Task statement: Find and copy each line of the records where the string "обращения" shows up.

☆ ☆ ☆ ☆ ☆ ☆ ☆

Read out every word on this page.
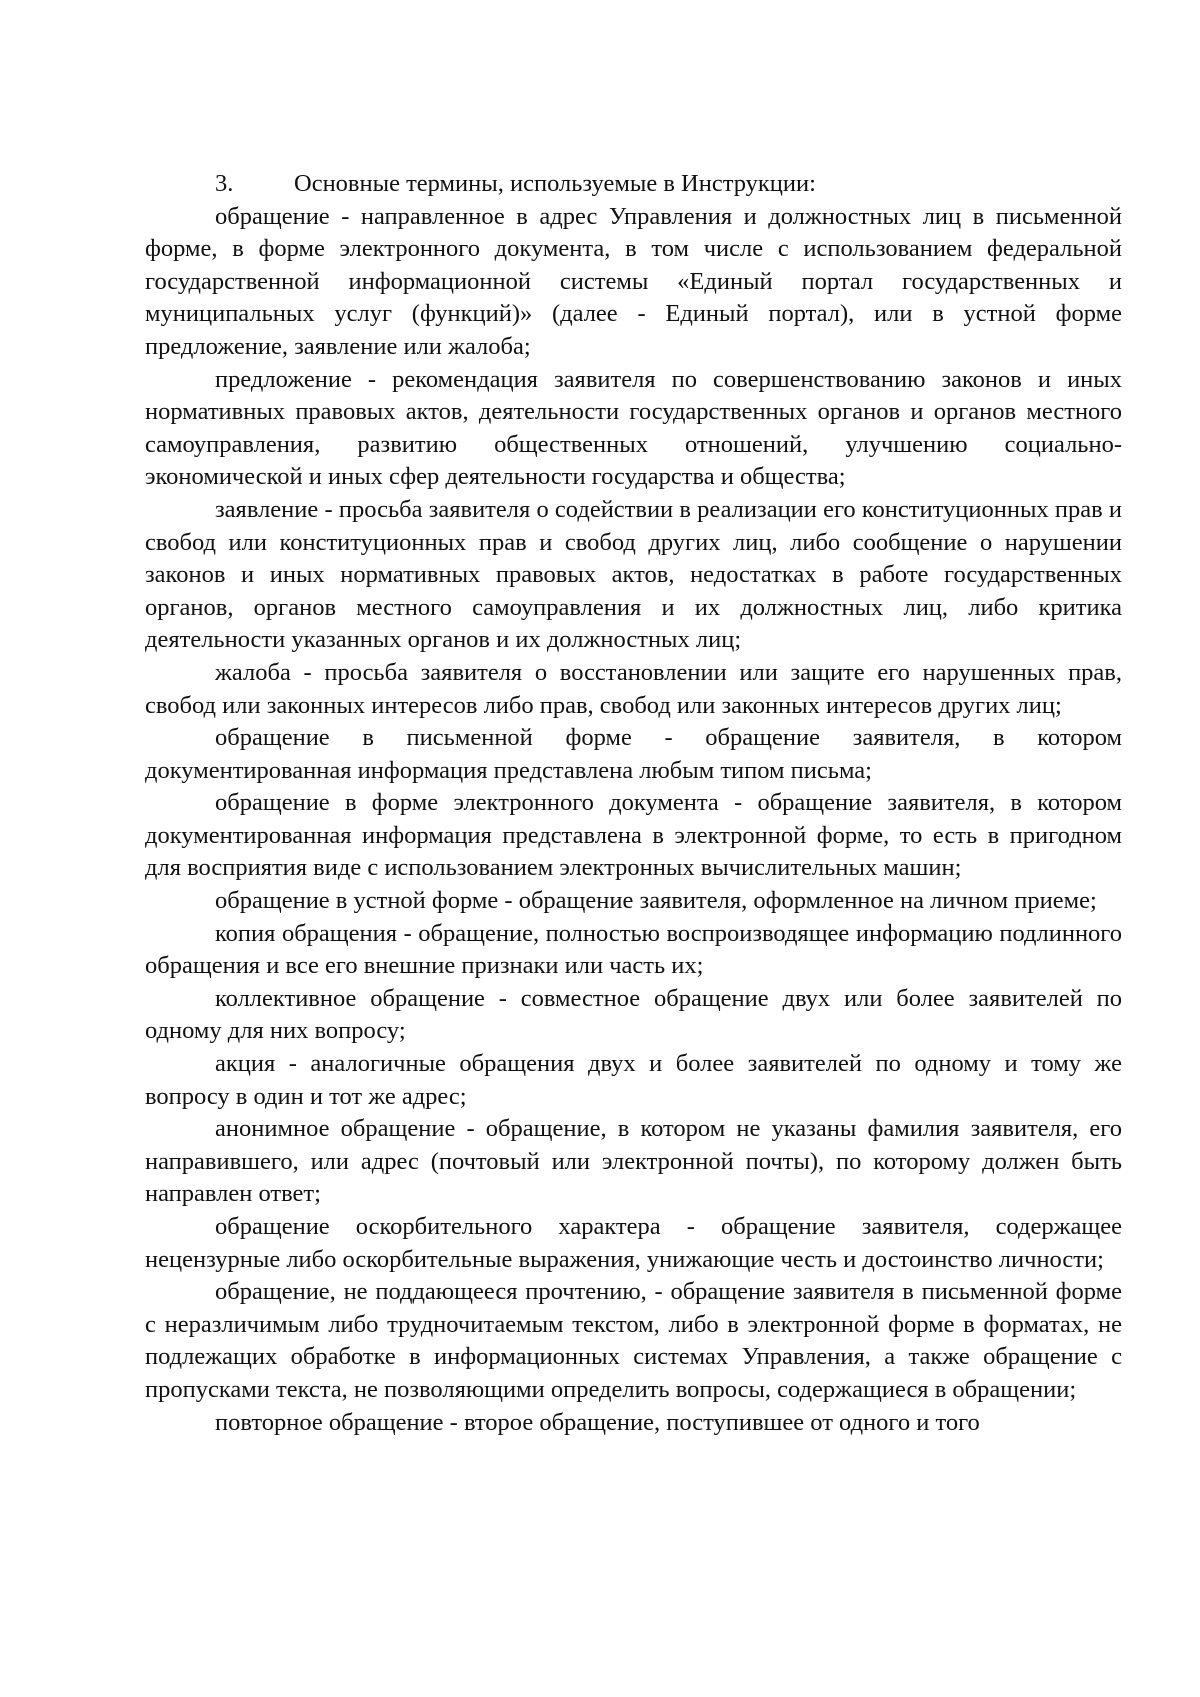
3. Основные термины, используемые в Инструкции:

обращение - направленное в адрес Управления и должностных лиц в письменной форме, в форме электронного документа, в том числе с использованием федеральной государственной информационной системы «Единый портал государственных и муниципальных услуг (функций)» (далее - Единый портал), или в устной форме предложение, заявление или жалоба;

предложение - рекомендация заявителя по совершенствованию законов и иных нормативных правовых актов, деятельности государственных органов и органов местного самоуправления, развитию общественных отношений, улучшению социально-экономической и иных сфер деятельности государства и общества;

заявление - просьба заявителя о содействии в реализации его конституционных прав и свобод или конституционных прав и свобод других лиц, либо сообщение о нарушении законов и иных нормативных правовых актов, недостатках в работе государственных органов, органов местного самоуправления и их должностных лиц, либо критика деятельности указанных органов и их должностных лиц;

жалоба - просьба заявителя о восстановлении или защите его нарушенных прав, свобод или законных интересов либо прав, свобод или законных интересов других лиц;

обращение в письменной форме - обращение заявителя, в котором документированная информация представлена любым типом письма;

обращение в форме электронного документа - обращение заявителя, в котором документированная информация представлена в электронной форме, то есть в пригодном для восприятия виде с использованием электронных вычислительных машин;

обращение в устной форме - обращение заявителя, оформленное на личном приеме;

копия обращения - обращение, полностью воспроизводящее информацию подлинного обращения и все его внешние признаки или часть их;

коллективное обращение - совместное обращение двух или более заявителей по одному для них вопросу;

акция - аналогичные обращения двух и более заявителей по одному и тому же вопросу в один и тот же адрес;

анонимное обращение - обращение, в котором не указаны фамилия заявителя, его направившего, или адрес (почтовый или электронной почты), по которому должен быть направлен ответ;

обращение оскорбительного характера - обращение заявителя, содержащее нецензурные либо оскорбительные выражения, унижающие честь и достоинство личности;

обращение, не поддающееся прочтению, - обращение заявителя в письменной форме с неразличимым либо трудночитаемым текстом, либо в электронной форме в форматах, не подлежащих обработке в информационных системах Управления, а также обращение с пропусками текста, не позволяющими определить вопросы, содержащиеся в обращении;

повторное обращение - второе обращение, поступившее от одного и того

☆ ☆ ☆ ☆ ☆ ☆ ☆

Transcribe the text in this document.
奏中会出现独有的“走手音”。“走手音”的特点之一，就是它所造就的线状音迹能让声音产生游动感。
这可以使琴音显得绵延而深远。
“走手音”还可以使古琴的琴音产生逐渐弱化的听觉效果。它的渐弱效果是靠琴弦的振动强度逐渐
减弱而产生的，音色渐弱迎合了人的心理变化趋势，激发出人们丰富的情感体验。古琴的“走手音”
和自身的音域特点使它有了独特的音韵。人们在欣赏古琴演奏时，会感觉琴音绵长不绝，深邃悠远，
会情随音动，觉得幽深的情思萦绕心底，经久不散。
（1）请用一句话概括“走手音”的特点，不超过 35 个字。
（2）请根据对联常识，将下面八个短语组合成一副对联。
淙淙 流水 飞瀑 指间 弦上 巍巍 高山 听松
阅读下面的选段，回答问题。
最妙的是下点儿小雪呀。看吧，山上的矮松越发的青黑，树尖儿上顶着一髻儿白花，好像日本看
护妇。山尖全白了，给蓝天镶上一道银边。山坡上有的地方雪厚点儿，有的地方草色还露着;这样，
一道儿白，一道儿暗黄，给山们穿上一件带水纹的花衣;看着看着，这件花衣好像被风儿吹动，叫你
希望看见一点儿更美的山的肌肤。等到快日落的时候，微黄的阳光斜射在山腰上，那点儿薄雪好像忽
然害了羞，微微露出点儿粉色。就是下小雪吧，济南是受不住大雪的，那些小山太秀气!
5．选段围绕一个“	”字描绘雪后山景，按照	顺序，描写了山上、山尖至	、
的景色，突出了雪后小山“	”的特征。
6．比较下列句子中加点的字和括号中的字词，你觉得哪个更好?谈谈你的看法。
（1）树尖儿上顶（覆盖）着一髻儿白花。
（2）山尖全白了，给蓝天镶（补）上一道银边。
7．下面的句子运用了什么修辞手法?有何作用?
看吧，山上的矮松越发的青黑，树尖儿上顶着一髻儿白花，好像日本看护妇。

☆ ☆ ☆ ☆ ☆ ☆ ☆

Complete response:
копия обращения - обращение, полностью воспроизводящее информацию подлинного обращения и все его внешние признаки или часть их;
акция - аналогичные обращения двух и более заявителей по одному и тому же вопросу в один и тот же адрес;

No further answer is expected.